Go through the material and write it all out exactly, minus the pictures.
......
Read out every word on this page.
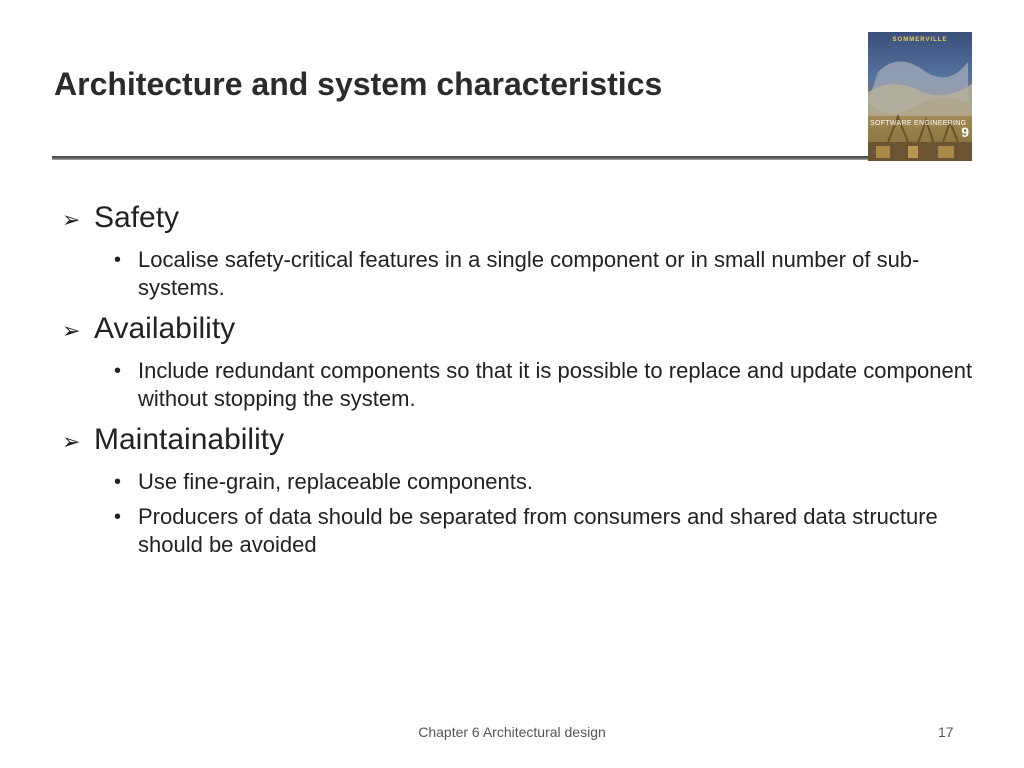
Architecture and system characteristics
SOMMERVILLE
SOFTWARE ENGINEERING
9
➢ Safety
• Localise safety-critical features in a single component or in small number of sub-systems.
➢ Availability
• Include redundant components so that it is possible to replace and update component without stopping the system.
➢ Maintainability
• Use fine-grain, replaceable components.
• Producers of data should be separated from consumers and shared data structure should be avoided
Chapter 6 Architectural design	17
......
◆ Final answer ◆
Read out every word on this page.
Architecture and system characteristics
SOMMERVILLE
SOFTWARE ENGINEERING
9
➢ Safety
• Localise safety-critical features in a single component or in small number of sub-systems.
➢ Availability
• Include redundant components so that it is possible to replace and update component without stopping the system.
➢ Maintainability
• Use fine-grain, replaceable components.
• Producers of data should be separated from consumers and shared data structure should be avoided
Chapter 6 Architectural design	17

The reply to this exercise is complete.